» Exercise requirements
Count how many lines below include the string "xlabel", and give that number without anything else.

Stored entries:
-.-.-

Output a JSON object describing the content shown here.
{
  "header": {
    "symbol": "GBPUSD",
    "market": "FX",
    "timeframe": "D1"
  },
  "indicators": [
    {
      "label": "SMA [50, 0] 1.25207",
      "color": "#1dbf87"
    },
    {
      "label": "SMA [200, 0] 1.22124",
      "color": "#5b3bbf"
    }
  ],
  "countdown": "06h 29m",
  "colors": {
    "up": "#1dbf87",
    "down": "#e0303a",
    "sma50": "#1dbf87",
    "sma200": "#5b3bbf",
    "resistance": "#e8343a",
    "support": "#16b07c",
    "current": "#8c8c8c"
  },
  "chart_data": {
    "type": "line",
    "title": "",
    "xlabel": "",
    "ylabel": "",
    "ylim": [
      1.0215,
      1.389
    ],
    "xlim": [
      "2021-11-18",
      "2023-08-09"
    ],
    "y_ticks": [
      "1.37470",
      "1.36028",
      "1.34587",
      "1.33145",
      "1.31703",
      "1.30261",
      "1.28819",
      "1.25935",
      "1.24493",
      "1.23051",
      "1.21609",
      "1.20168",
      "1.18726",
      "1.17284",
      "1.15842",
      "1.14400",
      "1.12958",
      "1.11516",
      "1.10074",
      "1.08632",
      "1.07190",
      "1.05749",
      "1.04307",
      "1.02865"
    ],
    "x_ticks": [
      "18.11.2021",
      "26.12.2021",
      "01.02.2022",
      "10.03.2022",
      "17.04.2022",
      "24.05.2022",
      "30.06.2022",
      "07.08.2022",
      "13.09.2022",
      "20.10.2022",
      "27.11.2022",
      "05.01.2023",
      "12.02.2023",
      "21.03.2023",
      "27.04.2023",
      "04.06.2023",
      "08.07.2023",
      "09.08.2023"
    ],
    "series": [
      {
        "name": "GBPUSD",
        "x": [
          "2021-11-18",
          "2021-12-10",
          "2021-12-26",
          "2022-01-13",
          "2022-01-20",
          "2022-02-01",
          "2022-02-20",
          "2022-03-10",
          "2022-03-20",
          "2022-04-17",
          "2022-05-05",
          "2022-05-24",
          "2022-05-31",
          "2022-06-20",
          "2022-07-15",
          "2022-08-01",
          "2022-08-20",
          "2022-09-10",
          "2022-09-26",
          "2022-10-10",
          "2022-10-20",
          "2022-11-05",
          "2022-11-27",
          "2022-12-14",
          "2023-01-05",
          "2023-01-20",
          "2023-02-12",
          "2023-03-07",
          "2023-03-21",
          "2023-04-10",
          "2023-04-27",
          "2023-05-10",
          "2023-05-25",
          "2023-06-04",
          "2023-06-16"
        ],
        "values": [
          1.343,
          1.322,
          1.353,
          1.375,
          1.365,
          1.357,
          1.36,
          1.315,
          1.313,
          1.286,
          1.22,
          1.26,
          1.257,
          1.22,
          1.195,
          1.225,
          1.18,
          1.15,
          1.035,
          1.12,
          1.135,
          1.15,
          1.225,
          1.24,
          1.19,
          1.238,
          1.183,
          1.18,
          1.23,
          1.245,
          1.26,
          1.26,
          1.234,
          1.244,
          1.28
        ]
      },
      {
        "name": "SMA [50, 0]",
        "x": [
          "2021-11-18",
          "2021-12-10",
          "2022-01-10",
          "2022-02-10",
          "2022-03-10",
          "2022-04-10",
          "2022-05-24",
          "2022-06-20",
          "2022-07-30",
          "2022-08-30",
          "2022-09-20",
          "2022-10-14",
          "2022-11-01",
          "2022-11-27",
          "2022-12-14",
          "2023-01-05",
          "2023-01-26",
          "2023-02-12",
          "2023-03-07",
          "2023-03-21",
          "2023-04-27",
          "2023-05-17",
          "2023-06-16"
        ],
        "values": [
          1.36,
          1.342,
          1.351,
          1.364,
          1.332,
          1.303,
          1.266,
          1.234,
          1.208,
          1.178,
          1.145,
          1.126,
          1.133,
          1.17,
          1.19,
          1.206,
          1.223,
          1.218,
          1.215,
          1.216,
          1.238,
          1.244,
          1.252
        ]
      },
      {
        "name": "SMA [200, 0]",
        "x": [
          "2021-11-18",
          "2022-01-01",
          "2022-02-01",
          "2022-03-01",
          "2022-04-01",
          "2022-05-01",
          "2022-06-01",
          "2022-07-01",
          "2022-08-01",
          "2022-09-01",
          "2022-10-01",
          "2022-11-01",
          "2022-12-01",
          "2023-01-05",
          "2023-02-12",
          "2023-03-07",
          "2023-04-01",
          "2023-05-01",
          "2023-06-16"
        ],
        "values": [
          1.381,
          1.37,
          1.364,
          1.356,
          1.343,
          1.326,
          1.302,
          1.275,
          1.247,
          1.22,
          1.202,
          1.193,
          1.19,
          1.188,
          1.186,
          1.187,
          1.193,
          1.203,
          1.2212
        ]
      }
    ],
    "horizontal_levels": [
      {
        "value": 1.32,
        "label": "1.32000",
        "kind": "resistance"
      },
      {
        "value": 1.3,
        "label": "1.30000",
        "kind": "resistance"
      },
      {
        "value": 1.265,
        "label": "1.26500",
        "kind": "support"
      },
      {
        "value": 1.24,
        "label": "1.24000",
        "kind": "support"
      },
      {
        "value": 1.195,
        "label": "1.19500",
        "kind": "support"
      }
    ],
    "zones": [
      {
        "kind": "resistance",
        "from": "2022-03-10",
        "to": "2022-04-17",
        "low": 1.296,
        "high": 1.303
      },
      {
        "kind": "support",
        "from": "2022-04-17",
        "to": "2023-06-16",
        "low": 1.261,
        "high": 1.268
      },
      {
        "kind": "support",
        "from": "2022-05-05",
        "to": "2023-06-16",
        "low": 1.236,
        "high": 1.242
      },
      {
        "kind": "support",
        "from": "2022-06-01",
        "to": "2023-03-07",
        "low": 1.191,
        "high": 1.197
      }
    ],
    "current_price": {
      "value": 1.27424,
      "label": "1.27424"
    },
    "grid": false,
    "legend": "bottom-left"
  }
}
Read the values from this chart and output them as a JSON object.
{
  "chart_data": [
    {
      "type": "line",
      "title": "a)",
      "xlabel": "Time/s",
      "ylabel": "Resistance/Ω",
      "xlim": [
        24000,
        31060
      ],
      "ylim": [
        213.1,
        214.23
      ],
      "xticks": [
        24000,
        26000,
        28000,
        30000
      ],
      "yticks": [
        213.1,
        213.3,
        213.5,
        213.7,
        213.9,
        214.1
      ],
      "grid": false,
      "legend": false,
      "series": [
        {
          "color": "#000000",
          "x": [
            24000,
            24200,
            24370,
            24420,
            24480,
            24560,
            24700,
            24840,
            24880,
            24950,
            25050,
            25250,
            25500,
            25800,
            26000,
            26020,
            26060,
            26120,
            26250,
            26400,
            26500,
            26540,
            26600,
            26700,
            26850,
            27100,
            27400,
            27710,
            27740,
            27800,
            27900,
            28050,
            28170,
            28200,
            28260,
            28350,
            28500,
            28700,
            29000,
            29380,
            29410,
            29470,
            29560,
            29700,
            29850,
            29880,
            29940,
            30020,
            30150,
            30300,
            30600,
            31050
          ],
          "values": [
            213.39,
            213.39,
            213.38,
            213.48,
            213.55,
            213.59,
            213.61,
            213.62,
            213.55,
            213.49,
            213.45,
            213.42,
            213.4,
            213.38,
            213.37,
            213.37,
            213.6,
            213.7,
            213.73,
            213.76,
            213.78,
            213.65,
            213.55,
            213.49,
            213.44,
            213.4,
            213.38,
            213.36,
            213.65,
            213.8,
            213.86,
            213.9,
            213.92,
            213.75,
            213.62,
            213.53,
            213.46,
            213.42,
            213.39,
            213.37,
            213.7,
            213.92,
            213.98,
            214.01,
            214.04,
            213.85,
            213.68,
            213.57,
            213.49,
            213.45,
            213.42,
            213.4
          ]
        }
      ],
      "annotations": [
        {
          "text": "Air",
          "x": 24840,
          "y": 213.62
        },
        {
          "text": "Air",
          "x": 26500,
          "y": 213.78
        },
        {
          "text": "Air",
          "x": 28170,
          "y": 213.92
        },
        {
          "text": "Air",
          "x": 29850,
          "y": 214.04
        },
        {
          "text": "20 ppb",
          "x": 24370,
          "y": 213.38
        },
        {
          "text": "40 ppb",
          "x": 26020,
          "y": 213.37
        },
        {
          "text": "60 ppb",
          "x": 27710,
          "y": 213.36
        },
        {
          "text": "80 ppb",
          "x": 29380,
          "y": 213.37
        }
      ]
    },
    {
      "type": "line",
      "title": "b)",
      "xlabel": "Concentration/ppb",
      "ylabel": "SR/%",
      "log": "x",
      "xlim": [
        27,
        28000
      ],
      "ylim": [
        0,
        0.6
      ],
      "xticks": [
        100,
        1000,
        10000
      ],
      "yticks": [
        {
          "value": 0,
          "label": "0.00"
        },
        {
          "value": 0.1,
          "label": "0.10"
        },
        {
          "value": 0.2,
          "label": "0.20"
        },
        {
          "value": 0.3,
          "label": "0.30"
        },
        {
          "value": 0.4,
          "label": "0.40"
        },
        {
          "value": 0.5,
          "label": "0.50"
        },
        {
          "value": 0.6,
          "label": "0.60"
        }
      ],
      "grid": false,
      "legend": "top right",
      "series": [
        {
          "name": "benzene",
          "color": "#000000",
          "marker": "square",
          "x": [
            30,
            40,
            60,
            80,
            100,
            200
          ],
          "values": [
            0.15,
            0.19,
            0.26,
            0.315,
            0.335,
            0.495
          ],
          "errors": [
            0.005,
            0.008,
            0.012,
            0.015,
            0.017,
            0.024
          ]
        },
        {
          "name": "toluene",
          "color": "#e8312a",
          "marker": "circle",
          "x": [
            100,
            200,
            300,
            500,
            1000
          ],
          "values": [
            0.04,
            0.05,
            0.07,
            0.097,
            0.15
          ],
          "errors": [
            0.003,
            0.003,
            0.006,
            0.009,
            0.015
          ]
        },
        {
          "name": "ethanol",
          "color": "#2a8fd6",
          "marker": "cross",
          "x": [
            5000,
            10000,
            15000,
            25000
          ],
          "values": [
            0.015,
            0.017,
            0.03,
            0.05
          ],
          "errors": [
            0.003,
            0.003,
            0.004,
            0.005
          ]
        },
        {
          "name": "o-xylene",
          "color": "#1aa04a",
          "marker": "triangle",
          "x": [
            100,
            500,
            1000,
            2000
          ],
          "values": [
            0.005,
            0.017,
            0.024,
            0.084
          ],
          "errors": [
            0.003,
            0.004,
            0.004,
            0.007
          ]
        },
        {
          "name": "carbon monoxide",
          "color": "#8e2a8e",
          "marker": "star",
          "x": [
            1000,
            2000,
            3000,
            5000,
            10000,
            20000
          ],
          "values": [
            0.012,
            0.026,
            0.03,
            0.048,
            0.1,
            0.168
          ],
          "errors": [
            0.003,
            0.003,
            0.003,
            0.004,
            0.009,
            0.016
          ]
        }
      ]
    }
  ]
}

-.-.-

» Full answer
3